Using the data below, tally the lines that include the string "retracted". Only the number is wanted.

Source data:
=== Begin Enclosure ===
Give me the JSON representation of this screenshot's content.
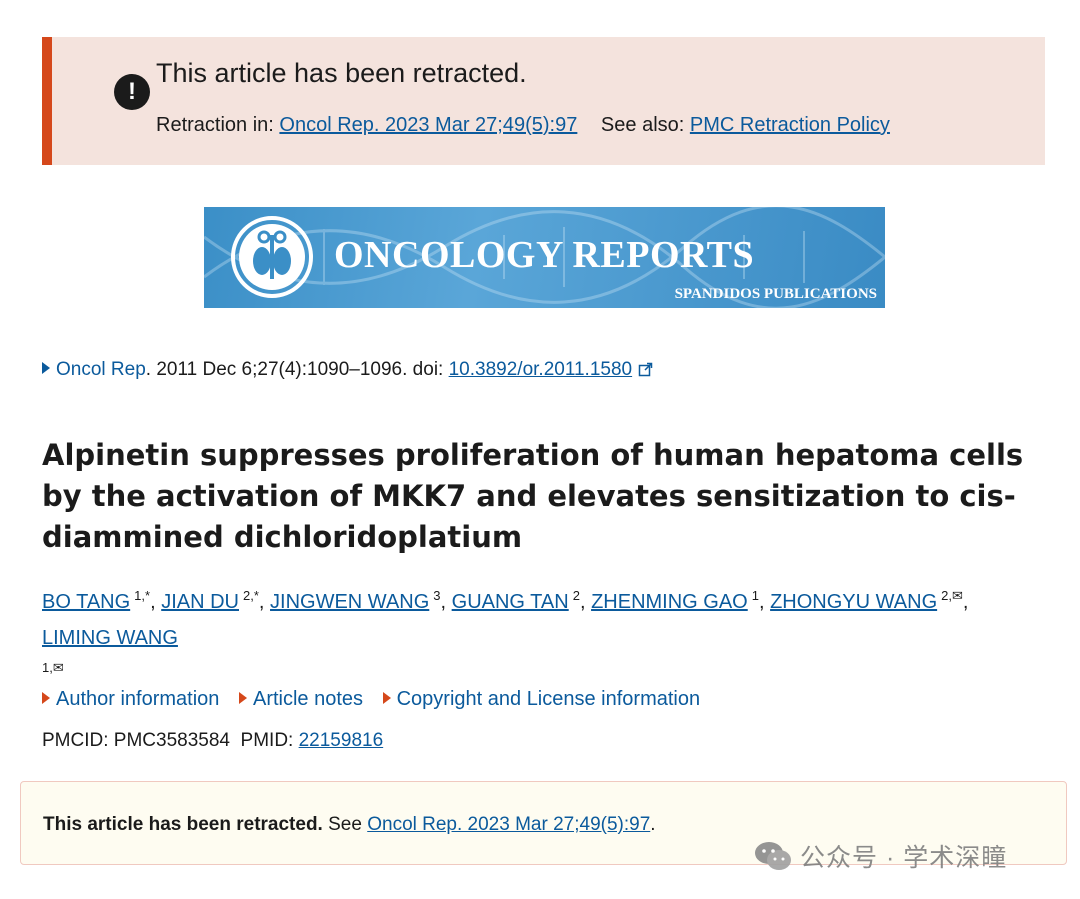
{
  "retraction_banner": {
    "title": "This article has been retracted.",
    "retraction_in_label": "Retraction in:",
    "retraction_in_link": "Oncol Rep. 2023 Mar 27;49(5):97",
    "see_also_label": "See also:",
    "see_also_link": "PMC Retraction Policy",
    "accent_color": "#d5481b"
  },
  "journal_logo": {
    "title": "ONCOLOGY REPORTS",
    "publisher": "SPANDIDOS PUBLICATIONS"
  },
  "citation": {
    "journal": "Oncol Rep",
    "details": "2011 Dec 6;27(4):1090–1096. doi:",
    "doi": "10.3892/or.2011.1580"
  },
  "article": {
    "title": "Alpinetin suppresses proliferation of human hepatoma cells by the activation of MKK7 and elevates sensitization to cis-diammined dichloridoplatium"
  },
  "authors": [
    {
      "name": "BO TANG",
      "aff": "1,*"
    },
    {
      "name": "JIAN DU",
      "aff": "2,*"
    },
    {
      "name": "JINGWEN WANG",
      "aff": "3"
    },
    {
      "name": "GUANG TAN",
      "aff": "2"
    },
    {
      "name": "ZHENMING GAO",
      "aff": "1"
    },
    {
      "name": "ZHONGYU WANG",
      "aff": "2,✉"
    },
    {
      "name": "LIMING WANG",
      "aff": "1,✉"
    }
  ],
  "expanders": {
    "author_info": "Author information",
    "article_notes": "Article notes",
    "copyright": "Copyright and License information"
  },
  "ids": {
    "pmcid_label": "PMCID:",
    "pmcid": "PMC3583584",
    "pmid_label": "PMID:",
    "pmid": "22159816"
  },
  "notice": {
    "bold": "This article has been retracted.",
    "see": "See",
    "link": "Oncol Rep. 2023 Mar 27;49(5):97",
    "end": "."
  },
  "watermark": {
    "text": "公众号 · 学术深瞳"
  }
}
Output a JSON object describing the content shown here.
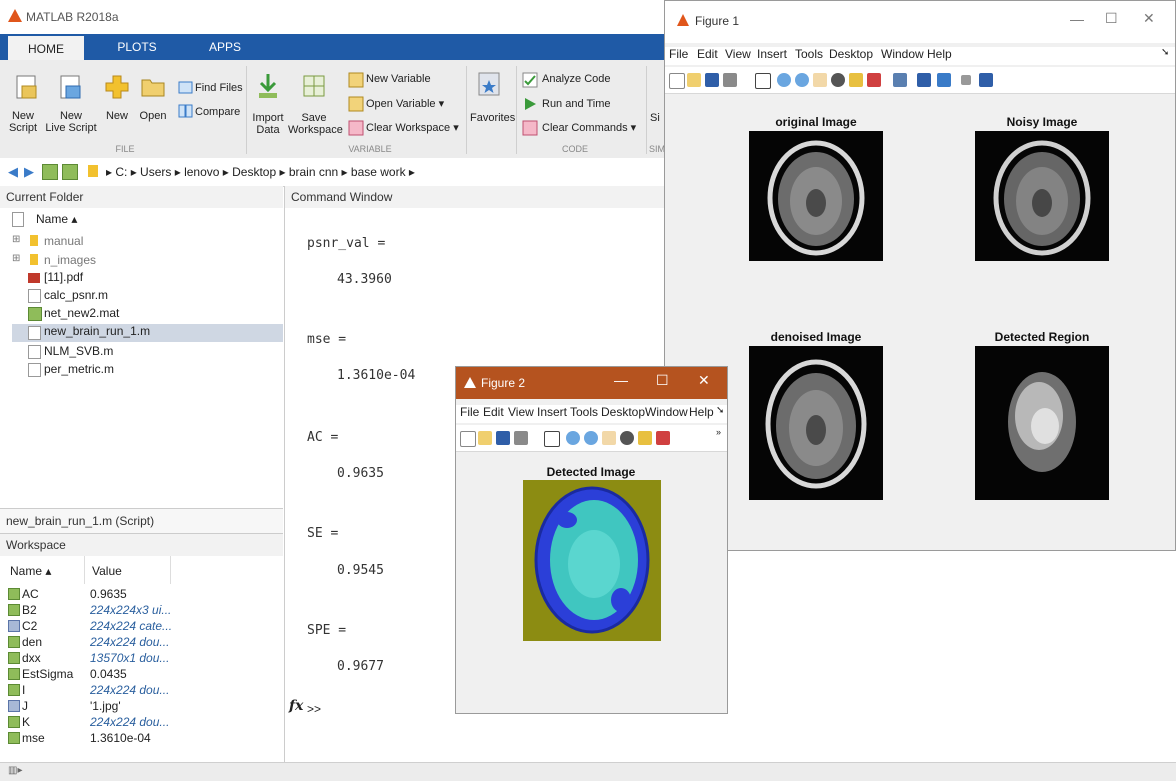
=== End Enclosure ===
## REPLY
2